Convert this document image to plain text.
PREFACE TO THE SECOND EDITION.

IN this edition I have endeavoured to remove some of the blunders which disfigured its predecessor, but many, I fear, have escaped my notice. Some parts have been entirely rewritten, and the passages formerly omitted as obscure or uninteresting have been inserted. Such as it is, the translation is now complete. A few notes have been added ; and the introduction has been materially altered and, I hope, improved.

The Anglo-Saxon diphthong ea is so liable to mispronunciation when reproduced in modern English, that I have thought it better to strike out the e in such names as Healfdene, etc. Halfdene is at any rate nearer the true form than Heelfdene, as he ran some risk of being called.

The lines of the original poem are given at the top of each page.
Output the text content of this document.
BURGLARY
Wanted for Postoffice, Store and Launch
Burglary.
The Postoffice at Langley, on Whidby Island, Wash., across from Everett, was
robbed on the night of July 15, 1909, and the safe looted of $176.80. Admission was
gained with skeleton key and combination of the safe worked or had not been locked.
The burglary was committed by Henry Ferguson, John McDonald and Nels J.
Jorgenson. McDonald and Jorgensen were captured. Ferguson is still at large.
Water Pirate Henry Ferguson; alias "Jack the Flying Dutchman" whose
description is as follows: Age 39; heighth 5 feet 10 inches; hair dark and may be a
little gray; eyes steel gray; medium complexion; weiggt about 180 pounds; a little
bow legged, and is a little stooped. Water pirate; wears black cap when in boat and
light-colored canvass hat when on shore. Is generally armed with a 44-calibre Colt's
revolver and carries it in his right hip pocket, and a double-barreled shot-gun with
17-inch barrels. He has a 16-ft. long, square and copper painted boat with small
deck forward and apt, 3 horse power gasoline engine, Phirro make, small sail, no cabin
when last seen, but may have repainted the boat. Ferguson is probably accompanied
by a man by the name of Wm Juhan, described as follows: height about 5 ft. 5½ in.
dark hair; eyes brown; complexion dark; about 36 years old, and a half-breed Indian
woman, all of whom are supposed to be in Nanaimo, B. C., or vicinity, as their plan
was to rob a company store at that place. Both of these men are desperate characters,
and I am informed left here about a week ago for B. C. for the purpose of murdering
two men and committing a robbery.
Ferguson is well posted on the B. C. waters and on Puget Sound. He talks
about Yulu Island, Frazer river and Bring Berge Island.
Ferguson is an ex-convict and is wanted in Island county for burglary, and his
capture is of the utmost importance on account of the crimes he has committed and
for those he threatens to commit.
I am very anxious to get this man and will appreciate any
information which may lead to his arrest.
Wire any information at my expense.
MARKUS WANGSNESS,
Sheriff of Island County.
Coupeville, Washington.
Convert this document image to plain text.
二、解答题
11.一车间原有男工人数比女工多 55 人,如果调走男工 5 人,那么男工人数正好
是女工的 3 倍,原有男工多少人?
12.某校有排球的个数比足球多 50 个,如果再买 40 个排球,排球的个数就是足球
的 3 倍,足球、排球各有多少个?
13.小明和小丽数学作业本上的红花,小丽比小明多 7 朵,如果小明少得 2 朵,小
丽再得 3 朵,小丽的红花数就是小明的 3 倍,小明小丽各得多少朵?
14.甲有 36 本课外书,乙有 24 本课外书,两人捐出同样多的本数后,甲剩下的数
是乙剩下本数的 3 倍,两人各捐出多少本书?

---

Problem requirements
Tell how many lines of the data above hold the string "that". Give only the number.

Result
2